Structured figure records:
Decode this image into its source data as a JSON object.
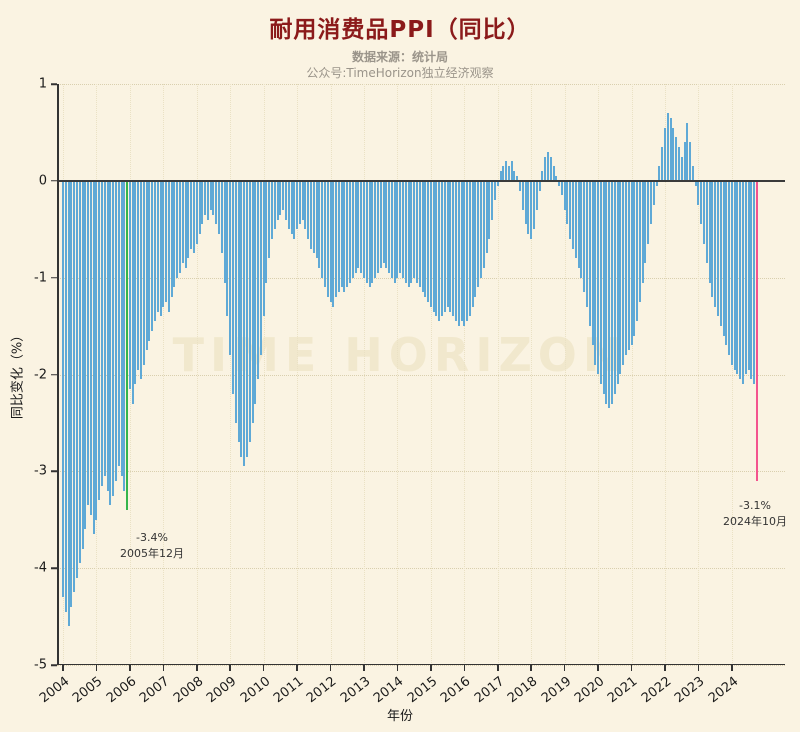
{
  "title": "耐用消费品PPI（同比）",
  "subtitle": {
    "source": "数据来源：统计局",
    "wechat": "公众号:TimeHorizon独立经济观察"
  },
  "watermark": "TIME HORIZON",
  "axes": {
    "ylabel": "同比变化（%）",
    "xlabel": "年份",
    "y_ticks": [
      1,
      0,
      -1,
      -2,
      -3,
      -4,
      -5
    ],
    "x_ticks": [
      "2004",
      "2005",
      "2006",
      "2007",
      "2008",
      "2009",
      "2010",
      "2011",
      "2012",
      "2013",
      "2014",
      "2015",
      "2016",
      "2017",
      "2018",
      "2019",
      "2020",
      "2021",
      "2022",
      "2023",
      "2024"
    ]
  },
  "annotations": {
    "low2005": {
      "value": "-3.4%",
      "date": "2005年12月"
    },
    "latest": {
      "value": "-3.1%",
      "date": "2024年10月"
    }
  },
  "colors": {
    "background": "#faf3e2",
    "bar": "#5fa9d6",
    "highlight_green": "#35b54c",
    "highlight_pink": "#f4538e",
    "title": "#8b1a1a",
    "zero_line": "#3a3a3a"
  },
  "chart_data": {
    "type": "bar",
    "title": "耐用消费品PPI（同比）",
    "ylabel": "同比变化（%）",
    "xlabel": "年份",
    "unit": "%",
    "frequency": "monthly",
    "x_start": "2004-01",
    "x_end": "2024-10",
    "ylim": [
      -5,
      1
    ],
    "grid": "dotted",
    "values": [
      -4.3,
      -4.45,
      -4.6,
      -4.4,
      -4.25,
      -4.1,
      -3.95,
      -3.8,
      -3.6,
      -3.35,
      -3.45,
      -3.65,
      -3.5,
      -3.3,
      -3.15,
      -3.05,
      -3.2,
      -3.35,
      -3.25,
      -3.1,
      -2.95,
      -3.05,
      -3.2,
      -3.4,
      -2.15,
      -2.3,
      -2.1,
      -1.95,
      -2.05,
      -1.9,
      -1.75,
      -1.65,
      -1.55,
      -1.45,
      -1.35,
      -1.4,
      -1.3,
      -1.25,
      -1.35,
      -1.2,
      -1.1,
      -1.0,
      -0.95,
      -0.85,
      -0.9,
      -0.8,
      -0.7,
      -0.75,
      -0.65,
      -0.55,
      -0.45,
      -0.35,
      -0.4,
      -0.3,
      -0.35,
      -0.45,
      -0.55,
      -0.75,
      -1.05,
      -1.4,
      -1.8,
      -2.2,
      -2.5,
      -2.7,
      -2.85,
      -2.95,
      -2.85,
      -2.7,
      -2.5,
      -2.3,
      -2.05,
      -1.8,
      -1.4,
      -1.05,
      -0.8,
      -0.6,
      -0.5,
      -0.4,
      -0.35,
      -0.3,
      -0.4,
      -0.5,
      -0.55,
      -0.6,
      -0.5,
      -0.45,
      -0.4,
      -0.5,
      -0.6,
      -0.7,
      -0.75,
      -0.8,
      -0.9,
      -1.0,
      -1.1,
      -1.2,
      -1.25,
      -1.3,
      -1.2,
      -1.15,
      -1.1,
      -1.15,
      -1.1,
      -1.05,
      -1.0,
      -0.95,
      -0.9,
      -0.95,
      -1.0,
      -1.05,
      -1.1,
      -1.05,
      -1.0,
      -0.95,
      -0.9,
      -0.85,
      -0.9,
      -0.95,
      -1.0,
      -1.05,
      -1.0,
      -0.95,
      -1.0,
      -1.05,
      -1.1,
      -1.05,
      -1.0,
      -1.05,
      -1.1,
      -1.15,
      -1.2,
      -1.25,
      -1.3,
      -1.35,
      -1.4,
      -1.45,
      -1.4,
      -1.35,
      -1.3,
      -1.35,
      -1.4,
      -1.45,
      -1.5,
      -1.45,
      -1.5,
      -1.45,
      -1.4,
      -1.3,
      -1.2,
      -1.1,
      -1.0,
      -0.9,
      -0.75,
      -0.6,
      -0.4,
      -0.2,
      -0.05,
      0.1,
      0.15,
      0.2,
      0.15,
      0.2,
      0.1,
      0.05,
      -0.1,
      -0.3,
      -0.45,
      -0.55,
      -0.6,
      -0.5,
      -0.3,
      -0.1,
      0.1,
      0.25,
      0.3,
      0.25,
      0.15,
      0.05,
      -0.05,
      -0.15,
      -0.3,
      -0.45,
      -0.6,
      -0.7,
      -0.8,
      -0.9,
      -1.0,
      -1.15,
      -1.3,
      -1.5,
      -1.7,
      -1.9,
      -2.0,
      -2.1,
      -2.2,
      -2.3,
      -2.35,
      -2.3,
      -2.2,
      -2.1,
      -2.0,
      -1.9,
      -1.8,
      -1.75,
      -1.7,
      -1.6,
      -1.45,
      -1.25,
      -1.05,
      -0.85,
      -0.65,
      -0.45,
      -0.25,
      -0.05,
      0.15,
      0.35,
      0.55,
      0.7,
      0.65,
      0.55,
      0.45,
      0.35,
      0.25,
      0.4,
      0.6,
      0.4,
      0.15,
      -0.05,
      -0.25,
      -0.45,
      -0.65,
      -0.85,
      -1.05,
      -1.2,
      -1.3,
      -1.4,
      -1.5,
      -1.6,
      -1.7,
      -1.8,
      -1.9,
      -1.95,
      -2.0,
      -2.05,
      -2.1,
      -2.0,
      -1.95,
      -2.05,
      -2.1,
      -3.1
    ],
    "highlights": [
      {
        "index": 23,
        "month": "2005-12",
        "value": -3.4,
        "color": "#35b54c",
        "label": "-3.4%",
        "date_label": "2005年12月"
      },
      {
        "index": 249,
        "month": "2024-10",
        "value": -3.1,
        "color": "#f4538e",
        "label": "-3.1%",
        "date_label": "2024年10月"
      }
    ]
  }
}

** What to do **
Give every record again exactly, apart from the pictures, which stay out.

** The result **
Decode this image into its source data as a JSON object.
{
  "title": "耐用消费品PPI（同比）",
  "subtitle": {
    "source": "数据来源：统计局",
    "wechat": "公众号:TimeHorizon独立经济观察"
  },
  "watermark": "TIME HORIZON",
  "axes": {
    "ylabel": "同比变化（%）",
    "xlabel": "年份",
    "y_ticks": [
      1,
      0,
      -1,
      -2,
      -3,
      -4,
      -5
    ],
    "x_ticks": [
      "2004",
      "2005",
      "2006",
      "2007",
      "2008",
      "2009",
      "2010",
      "2011",
      "2012",
      "2013",
      "2014",
      "2015",
      "2016",
      "2017",
      "2018",
      "2019",
      "2020",
      "2021",
      "2022",
      "2023",
      "2024"
    ]
  },
  "annotations": {
    "low2005": {
      "value": "-3.4%",
      "date": "2005年12月"
    },
    "latest": {
      "value": "-3.1%",
      "date": "2024年10月"
    }
  },
  "colors": {
    "background": "#faf3e2",
    "bar": "#5fa9d6",
    "highlight_green": "#35b54c",
    "highlight_pink": "#f4538e",
    "title": "#8b1a1a",
    "zero_line": "#3a3a3a"
  },
  "chart_data": {
    "type": "bar",
    "title": "耐用消费品PPI（同比）",
    "ylabel": "同比变化（%）",
    "xlabel": "年份",
    "unit": "%",
    "frequency": "monthly",
    "x_start": "2004-01",
    "x_end": "2024-10",
    "ylim": [
      -5,
      1
    ],
    "grid": "dotted",
    "values": [
      -4.3,
      -4.45,
      -4.6,
      -4.4,
      -4.25,
      -4.1,
      -3.95,
      -3.8,
      -3.6,
      -3.35,
      -3.45,
      -3.65,
      -3.5,
      -3.3,
      -3.15,
      -3.05,
      -3.2,
      -3.35,
      -3.25,
      -3.1,
      -2.95,
      -3.05,
      -3.2,
      -3.4,
      -2.15,
      -2.3,
      -2.1,
      -1.95,
      -2.05,
      -1.9,
      -1.75,
      -1.65,
      -1.55,
      -1.45,
      -1.35,
      -1.4,
      -1.3,
      -1.25,
      -1.35,
      -1.2,
      -1.1,
      -1.0,
      -0.95,
      -0.85,
      -0.9,
      -0.8,
      -0.7,
      -0.75,
      -0.65,
      -0.55,
      -0.45,
      -0.35,
      -0.4,
      -0.3,
      -0.35,
      -0.45,
      -0.55,
      -0.75,
      -1.05,
      -1.4,
      -1.8,
      -2.2,
      -2.5,
      -2.7,
      -2.85,
      -2.95,
      -2.85,
      -2.7,
      -2.5,
      -2.3,
      -2.05,
      -1.8,
      -1.4,
      -1.05,
      -0.8,
      -0.6,
      -0.5,
      -0.4,
      -0.35,
      -0.3,
      -0.4,
      -0.5,
      -0.55,
      -0.6,
      -0.5,
      -0.45,
      -0.4,
      -0.5,
      -0.6,
      -0.7,
      -0.75,
      -0.8,
      -0.9,
      -1.0,
      -1.1,
      -1.2,
      -1.25,
      -1.3,
      -1.2,
      -1.15,
      -1.1,
      -1.15,
      -1.1,
      -1.05,
      -1.0,
      -0.95,
      -0.9,
      -0.95,
      -1.0,
      -1.05,
      -1.1,
      -1.05,
      -1.0,
      -0.95,
      -0.9,
      -0.85,
      -0.9,
      -0.95,
      -1.0,
      -1.05,
      -1.0,
      -0.95,
      -1.0,
      -1.05,
      -1.1,
      -1.05,
      -1.0,
      -1.05,
      -1.1,
      -1.15,
      -1.2,
      -1.25,
      -1.3,
      -1.35,
      -1.4,
      -1.45,
      -1.4,
      -1.35,
      -1.3,
      -1.35,
      -1.4,
      -1.45,
      -1.5,
      -1.45,
      -1.5,
      -1.45,
      -1.4,
      -1.3,
      -1.2,
      -1.1,
      -1.0,
      -0.9,
      -0.75,
      -0.6,
      -0.4,
      -0.2,
      -0.05,
      0.1,
      0.15,
      0.2,
      0.15,
      0.2,
      0.1,
      0.05,
      -0.1,
      -0.3,
      -0.45,
      -0.55,
      -0.6,
      -0.5,
      -0.3,
      -0.1,
      0.1,
      0.25,
      0.3,
      0.25,
      0.15,
      0.05,
      -0.05,
      -0.15,
      -0.3,
      -0.45,
      -0.6,
      -0.7,
      -0.8,
      -0.9,
      -1.0,
      -1.15,
      -1.3,
      -1.5,
      -1.7,
      -1.9,
      -2.0,
      -2.1,
      -2.2,
      -2.3,
      -2.35,
      -2.3,
      -2.2,
      -2.1,
      -2.0,
      -1.9,
      -1.8,
      -1.75,
      -1.7,
      -1.6,
      -1.45,
      -1.25,
      -1.05,
      -0.85,
      -0.65,
      -0.45,
      -0.25,
      -0.05,
      0.15,
      0.35,
      0.55,
      0.7,
      0.65,
      0.55,
      0.45,
      0.35,
      0.25,
      0.4,
      0.6,
      0.4,
      0.15,
      -0.05,
      -0.25,
      -0.45,
      -0.65,
      -0.85,
      -1.05,
      -1.2,
      -1.3,
      -1.4,
      -1.5,
      -1.6,
      -1.7,
      -1.8,
      -1.9,
      -1.95,
      -2.0,
      -2.05,
      -2.1,
      -2.0,
      -1.95,
      -2.05,
      -2.1,
      -3.1
    ],
    "highlights": [
      {
        "index": 23,
        "month": "2005-12",
        "value": -3.4,
        "color": "#35b54c",
        "label": "-3.4%",
        "date_label": "2005年12月"
      },
      {
        "index": 249,
        "month": "2024-10",
        "value": -3.1,
        "color": "#f4538e",
        "label": "-3.1%",
        "date_label": "2024年10月"
      }
    ]
  }
}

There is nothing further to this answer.